(Records about charts and figures)

— Start —

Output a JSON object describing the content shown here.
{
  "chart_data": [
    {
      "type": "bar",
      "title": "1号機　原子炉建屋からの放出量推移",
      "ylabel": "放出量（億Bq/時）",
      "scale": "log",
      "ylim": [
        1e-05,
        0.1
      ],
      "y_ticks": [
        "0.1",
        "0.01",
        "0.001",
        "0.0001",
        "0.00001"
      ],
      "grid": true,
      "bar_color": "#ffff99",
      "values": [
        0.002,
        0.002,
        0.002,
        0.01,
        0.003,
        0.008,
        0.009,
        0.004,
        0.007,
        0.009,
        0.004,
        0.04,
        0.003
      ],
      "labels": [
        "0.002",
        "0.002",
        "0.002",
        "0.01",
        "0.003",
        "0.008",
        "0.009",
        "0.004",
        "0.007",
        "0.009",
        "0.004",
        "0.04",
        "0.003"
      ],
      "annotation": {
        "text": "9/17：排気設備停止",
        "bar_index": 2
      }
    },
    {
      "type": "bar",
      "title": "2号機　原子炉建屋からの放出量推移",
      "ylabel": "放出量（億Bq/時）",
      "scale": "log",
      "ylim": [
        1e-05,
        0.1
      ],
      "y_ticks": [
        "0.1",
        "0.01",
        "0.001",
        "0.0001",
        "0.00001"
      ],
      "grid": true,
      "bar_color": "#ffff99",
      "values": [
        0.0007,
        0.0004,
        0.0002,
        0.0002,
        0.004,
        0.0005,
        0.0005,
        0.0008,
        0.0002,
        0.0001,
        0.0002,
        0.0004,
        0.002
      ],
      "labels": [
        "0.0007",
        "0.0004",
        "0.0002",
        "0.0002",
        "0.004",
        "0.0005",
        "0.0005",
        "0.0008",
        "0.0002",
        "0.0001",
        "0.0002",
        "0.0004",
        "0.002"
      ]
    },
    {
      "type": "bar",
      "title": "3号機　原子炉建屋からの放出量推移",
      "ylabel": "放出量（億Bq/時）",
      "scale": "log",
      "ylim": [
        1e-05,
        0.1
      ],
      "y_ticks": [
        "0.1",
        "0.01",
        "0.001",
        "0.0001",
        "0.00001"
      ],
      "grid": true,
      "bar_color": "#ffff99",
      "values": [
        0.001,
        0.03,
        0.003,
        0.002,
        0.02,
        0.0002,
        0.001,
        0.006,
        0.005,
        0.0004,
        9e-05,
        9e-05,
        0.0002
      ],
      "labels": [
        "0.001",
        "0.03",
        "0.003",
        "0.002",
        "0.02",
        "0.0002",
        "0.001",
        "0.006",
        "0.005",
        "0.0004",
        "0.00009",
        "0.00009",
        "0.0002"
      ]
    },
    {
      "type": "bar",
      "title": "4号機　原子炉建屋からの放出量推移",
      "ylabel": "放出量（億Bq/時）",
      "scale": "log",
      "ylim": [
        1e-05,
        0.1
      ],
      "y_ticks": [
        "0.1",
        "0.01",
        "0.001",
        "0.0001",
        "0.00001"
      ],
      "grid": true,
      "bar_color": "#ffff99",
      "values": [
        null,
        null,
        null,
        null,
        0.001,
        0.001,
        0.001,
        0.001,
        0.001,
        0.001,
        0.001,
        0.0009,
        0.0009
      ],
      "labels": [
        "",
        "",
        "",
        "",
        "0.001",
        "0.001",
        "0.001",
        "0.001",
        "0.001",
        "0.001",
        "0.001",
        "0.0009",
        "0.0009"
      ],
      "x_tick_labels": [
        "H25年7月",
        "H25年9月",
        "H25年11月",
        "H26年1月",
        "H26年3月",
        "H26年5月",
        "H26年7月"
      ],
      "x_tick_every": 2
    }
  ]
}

— End —

PROBLEM TO SOLVE:
Make an exact copy of the data above.

ANSWER TO THIS PROBLEM:
Output a JSON object describing the content shown here.
{
  "chart_data": [
    {
      "type": "bar",
      "title": "1号機　原子炉建屋からの放出量推移",
      "ylabel": "放出量（億Bq/時）",
      "scale": "log",
      "ylim": [
        1e-05,
        0.1
      ],
      "y_ticks": [
        "0.1",
        "0.01",
        "0.001",
        "0.0001",
        "0.00001"
      ],
      "grid": true,
      "bar_color": "#ffff99",
      "values": [
        0.002,
        0.002,
        0.002,
        0.01,
        0.003,
        0.008,
        0.009,
        0.004,
        0.007,
        0.009,
        0.004,
        0.04,
        0.003
      ],
      "labels": [
        "0.002",
        "0.002",
        "0.002",
        "0.01",
        "0.003",
        "0.008",
        "0.009",
        "0.004",
        "0.007",
        "0.009",
        "0.004",
        "0.04",
        "0.003"
      ],
      "annotation": {
        "text": "9/17：排気設備停止",
        "bar_index": 2
      }
    },
    {
      "type": "bar",
      "title": "2号機　原子炉建屋からの放出量推移",
      "ylabel": "放出量（億Bq/時）",
      "scale": "log",
      "ylim": [
        1e-05,
        0.1
      ],
      "y_ticks": [
        "0.1",
        "0.01",
        "0.001",
        "0.0001",
        "0.00001"
      ],
      "grid": true,
      "bar_color": "#ffff99",
      "values": [
        0.0007,
        0.0004,
        0.0002,
        0.0002,
        0.004,
        0.0005,
        0.0005,
        0.0008,
        0.0002,
        0.0001,
        0.0002,
        0.0004,
        0.002
      ],
      "labels": [
        "0.0007",
        "0.0004",
        "0.0002",
        "0.0002",
        "0.004",
        "0.0005",
        "0.0005",
        "0.0008",
        "0.0002",
        "0.0001",
        "0.0002",
        "0.0004",
        "0.002"
      ]
    },
    {
      "type": "bar",
      "title": "3号機　原子炉建屋からの放出量推移",
      "ylabel": "放出量（億Bq/時）",
      "scale": "log",
      "ylim": [
        1e-05,
        0.1
      ],
      "y_ticks": [
        "0.1",
        "0.01",
        "0.001",
        "0.0001",
        "0.00001"
      ],
      "grid": true,
      "bar_color": "#ffff99",
      "values": [
        0.001,
        0.03,
        0.003,
        0.002,
        0.02,
        0.0002,
        0.001,
        0.006,
        0.005,
        0.0004,
        9e-05,
        9e-05,
        0.0002
      ],
      "labels": [
        "0.001",
        "0.03",
        "0.003",
        "0.002",
        "0.02",
        "0.0002",
        "0.001",
        "0.006",
        "0.005",
        "0.0004",
        "0.00009",
        "0.00009",
        "0.0002"
      ]
    },
    {
      "type": "bar",
      "title": "4号機　原子炉建屋からの放出量推移",
      "ylabel": "放出量（億Bq/時）",
      "scale": "log",
      "ylim": [
        1e-05,
        0.1
      ],
      "y_ticks": [
        "0.1",
        "0.01",
        "0.001",
        "0.0001",
        "0.00001"
      ],
      "grid": true,
      "bar_color": "#ffff99",
      "values": [
        null,
        null,
        null,
        null,
        0.001,
        0.001,
        0.001,
        0.001,
        0.001,
        0.001,
        0.001,
        0.0009,
        0.0009
      ],
      "labels": [
        "",
        "",
        "",
        "",
        "0.001",
        "0.001",
        "0.001",
        "0.001",
        "0.001",
        "0.001",
        "0.001",
        "0.0009",
        "0.0009"
      ],
      "x_tick_labels": [
        "H25年7月",
        "H25年9月",
        "H25年11月",
        "H26年1月",
        "H26年3月",
        "H26年5月",
        "H26年7月"
      ],
      "x_tick_every": 2
    }
  ]
}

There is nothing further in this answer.